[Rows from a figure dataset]
>>

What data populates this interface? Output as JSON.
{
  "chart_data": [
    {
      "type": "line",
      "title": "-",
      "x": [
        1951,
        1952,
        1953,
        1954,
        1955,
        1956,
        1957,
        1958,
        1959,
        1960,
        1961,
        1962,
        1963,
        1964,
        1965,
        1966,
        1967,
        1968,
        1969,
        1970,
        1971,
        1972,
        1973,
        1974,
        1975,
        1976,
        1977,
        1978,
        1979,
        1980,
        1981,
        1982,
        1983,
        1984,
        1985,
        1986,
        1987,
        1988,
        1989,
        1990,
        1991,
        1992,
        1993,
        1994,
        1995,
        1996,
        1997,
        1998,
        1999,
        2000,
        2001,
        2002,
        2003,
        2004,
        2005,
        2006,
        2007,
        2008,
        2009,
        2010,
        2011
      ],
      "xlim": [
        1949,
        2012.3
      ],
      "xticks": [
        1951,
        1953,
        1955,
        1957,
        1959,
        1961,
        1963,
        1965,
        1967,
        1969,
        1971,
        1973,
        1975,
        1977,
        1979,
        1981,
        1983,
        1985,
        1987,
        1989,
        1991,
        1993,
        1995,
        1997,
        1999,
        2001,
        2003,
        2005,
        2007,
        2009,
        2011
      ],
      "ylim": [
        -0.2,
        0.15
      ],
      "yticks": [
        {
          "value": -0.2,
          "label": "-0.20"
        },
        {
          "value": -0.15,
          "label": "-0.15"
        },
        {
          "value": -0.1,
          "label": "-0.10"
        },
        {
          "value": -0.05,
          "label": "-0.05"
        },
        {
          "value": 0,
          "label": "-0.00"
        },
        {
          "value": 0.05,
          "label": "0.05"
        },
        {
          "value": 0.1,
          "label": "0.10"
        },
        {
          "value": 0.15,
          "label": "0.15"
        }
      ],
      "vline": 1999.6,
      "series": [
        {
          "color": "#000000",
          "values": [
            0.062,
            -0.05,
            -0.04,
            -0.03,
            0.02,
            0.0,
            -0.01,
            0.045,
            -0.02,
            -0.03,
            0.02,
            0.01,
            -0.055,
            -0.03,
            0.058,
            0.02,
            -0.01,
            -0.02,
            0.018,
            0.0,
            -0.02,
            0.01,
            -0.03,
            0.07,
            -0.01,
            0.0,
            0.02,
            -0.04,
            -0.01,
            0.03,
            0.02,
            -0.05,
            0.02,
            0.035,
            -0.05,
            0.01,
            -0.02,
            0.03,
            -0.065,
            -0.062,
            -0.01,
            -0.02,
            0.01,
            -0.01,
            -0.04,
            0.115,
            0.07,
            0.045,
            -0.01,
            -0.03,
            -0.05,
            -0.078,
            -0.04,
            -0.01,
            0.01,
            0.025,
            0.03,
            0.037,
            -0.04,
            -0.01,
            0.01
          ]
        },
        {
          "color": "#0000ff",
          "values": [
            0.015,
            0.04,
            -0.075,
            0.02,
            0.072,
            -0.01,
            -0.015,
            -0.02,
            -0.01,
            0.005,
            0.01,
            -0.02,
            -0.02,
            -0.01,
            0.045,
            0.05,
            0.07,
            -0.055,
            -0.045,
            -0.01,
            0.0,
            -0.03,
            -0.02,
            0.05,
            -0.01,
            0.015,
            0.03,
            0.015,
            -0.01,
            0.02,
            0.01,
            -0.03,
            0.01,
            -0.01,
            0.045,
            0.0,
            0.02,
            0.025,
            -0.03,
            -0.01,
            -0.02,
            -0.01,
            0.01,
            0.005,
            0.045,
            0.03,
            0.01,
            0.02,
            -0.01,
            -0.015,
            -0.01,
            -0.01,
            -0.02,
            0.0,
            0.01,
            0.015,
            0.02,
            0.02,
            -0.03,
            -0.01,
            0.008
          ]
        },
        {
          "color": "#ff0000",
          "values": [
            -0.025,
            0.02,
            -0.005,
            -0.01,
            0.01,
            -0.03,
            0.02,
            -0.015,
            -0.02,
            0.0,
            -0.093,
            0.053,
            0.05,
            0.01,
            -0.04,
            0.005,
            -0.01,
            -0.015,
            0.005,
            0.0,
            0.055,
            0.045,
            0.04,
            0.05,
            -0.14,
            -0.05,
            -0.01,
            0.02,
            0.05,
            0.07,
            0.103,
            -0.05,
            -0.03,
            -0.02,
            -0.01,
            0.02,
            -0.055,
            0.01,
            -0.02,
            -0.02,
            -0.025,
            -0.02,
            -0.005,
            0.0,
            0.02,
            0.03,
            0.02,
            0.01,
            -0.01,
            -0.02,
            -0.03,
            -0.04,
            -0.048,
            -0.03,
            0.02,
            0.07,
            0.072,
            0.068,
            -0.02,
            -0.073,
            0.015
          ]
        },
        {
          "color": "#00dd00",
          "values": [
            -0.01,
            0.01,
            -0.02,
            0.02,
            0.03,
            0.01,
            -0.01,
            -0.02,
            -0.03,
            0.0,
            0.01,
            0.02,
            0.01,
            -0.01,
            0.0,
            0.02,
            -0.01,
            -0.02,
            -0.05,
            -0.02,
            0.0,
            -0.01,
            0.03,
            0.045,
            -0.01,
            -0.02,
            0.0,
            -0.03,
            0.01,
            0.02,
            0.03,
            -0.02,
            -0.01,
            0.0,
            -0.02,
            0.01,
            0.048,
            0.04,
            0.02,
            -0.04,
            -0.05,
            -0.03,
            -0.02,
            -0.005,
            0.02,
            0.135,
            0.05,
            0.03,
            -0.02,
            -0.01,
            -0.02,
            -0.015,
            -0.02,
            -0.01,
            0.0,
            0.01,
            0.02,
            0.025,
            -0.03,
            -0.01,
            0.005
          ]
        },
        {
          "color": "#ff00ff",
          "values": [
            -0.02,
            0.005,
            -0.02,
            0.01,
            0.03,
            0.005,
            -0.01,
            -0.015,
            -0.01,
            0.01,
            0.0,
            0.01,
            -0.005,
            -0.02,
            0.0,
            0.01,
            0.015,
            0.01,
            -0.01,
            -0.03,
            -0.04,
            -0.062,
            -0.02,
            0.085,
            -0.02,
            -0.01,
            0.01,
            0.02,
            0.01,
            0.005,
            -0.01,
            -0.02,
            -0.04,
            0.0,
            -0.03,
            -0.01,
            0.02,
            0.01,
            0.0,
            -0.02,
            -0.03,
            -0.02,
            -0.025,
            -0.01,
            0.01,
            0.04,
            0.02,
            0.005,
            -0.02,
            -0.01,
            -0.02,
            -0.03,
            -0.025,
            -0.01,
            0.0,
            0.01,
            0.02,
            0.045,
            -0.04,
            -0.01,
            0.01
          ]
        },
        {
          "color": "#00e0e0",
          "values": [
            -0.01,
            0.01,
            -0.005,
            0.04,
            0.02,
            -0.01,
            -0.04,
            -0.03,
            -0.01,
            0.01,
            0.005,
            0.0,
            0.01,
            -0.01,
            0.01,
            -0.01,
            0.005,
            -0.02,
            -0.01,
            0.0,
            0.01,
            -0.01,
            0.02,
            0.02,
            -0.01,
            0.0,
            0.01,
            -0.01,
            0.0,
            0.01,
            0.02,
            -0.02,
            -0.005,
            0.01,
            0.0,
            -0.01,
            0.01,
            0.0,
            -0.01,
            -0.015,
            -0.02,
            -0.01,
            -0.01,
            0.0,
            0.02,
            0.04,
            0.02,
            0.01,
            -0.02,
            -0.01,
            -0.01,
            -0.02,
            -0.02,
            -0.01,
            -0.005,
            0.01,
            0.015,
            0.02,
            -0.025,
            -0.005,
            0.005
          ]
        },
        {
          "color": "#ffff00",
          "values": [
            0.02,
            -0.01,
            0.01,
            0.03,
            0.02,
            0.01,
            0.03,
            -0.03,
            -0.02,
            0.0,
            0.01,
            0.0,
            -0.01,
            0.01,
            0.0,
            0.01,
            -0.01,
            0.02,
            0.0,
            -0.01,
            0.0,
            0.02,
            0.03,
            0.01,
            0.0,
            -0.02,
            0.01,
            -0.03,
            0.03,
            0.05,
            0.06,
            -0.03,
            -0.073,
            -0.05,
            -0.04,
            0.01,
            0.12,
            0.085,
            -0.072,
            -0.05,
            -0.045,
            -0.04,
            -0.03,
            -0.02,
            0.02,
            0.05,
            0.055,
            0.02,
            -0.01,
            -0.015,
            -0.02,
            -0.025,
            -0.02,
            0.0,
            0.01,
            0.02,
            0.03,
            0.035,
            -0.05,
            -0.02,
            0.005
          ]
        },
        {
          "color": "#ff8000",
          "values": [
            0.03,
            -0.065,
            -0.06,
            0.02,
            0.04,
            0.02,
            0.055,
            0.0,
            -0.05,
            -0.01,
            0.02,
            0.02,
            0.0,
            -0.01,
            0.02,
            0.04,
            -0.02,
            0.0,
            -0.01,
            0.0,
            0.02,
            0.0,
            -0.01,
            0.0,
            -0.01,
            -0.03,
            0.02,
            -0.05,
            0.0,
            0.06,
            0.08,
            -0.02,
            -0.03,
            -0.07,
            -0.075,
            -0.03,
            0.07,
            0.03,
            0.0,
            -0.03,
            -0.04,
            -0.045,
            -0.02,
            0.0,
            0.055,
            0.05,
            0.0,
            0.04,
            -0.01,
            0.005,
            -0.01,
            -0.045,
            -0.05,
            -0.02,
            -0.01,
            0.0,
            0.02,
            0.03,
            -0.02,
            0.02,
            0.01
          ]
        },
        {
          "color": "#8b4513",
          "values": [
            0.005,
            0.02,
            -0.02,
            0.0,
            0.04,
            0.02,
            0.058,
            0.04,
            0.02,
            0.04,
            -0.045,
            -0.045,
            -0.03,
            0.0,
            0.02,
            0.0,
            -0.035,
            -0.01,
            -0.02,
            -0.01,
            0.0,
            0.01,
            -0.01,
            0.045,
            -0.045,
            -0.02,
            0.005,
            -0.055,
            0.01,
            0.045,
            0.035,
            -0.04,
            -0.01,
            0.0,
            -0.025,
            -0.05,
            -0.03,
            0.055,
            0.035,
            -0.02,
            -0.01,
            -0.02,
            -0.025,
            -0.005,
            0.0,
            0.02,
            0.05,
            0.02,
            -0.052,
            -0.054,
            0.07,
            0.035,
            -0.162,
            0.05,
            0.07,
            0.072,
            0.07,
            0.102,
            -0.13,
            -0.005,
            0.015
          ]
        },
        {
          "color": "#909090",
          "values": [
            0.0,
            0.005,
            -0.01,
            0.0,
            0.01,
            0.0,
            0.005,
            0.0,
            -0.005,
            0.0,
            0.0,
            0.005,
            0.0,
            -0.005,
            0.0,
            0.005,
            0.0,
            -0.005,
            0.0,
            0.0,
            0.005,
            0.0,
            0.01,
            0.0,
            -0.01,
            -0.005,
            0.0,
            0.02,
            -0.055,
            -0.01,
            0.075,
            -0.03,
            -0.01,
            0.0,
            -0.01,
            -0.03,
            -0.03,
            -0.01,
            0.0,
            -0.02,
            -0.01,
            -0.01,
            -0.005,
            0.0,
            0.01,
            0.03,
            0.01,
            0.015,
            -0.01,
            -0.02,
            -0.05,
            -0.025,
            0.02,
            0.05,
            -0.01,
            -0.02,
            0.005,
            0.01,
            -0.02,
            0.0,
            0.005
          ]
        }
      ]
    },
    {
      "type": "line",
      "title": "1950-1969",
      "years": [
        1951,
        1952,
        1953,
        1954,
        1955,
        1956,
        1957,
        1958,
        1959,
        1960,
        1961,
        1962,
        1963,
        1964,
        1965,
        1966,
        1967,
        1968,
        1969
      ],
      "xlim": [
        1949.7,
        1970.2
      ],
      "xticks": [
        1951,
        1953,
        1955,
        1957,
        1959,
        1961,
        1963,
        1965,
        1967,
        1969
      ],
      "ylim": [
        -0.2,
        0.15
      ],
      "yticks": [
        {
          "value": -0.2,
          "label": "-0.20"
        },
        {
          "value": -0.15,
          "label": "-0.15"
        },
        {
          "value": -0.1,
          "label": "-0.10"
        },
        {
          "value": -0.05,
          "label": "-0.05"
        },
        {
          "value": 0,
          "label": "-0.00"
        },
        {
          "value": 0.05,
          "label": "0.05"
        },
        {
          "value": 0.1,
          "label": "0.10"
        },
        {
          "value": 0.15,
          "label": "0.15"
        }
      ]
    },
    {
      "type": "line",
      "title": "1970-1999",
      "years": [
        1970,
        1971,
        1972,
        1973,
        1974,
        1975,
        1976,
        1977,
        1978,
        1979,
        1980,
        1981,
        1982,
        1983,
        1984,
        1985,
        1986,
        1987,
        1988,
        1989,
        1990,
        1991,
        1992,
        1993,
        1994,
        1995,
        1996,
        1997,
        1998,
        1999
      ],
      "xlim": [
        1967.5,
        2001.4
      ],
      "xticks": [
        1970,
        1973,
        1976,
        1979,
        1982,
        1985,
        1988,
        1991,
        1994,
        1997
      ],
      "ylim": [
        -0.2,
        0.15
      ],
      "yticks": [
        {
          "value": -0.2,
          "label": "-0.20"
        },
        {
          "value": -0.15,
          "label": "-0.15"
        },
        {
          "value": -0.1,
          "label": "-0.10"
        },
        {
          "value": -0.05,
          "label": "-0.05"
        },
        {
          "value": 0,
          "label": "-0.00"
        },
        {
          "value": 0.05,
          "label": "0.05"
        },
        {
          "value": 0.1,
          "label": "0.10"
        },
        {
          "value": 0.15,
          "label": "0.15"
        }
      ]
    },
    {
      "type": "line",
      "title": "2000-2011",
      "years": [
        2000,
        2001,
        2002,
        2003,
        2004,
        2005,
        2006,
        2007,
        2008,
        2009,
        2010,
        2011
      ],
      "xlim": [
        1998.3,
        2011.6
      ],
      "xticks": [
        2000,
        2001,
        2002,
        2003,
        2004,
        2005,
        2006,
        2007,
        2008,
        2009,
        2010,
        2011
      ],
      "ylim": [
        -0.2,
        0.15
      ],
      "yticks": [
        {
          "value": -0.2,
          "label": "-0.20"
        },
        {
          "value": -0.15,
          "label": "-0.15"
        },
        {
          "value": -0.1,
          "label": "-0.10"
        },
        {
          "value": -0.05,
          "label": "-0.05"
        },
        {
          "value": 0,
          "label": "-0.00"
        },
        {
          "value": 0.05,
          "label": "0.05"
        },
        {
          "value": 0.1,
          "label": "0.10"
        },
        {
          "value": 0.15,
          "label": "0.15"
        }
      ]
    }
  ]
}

<<

Collect each line holding the string "title".

ANSWER
      "title": "-",
      "title": "1950-1969",
      "title": "1970-1999",
      "title": "2000-2011",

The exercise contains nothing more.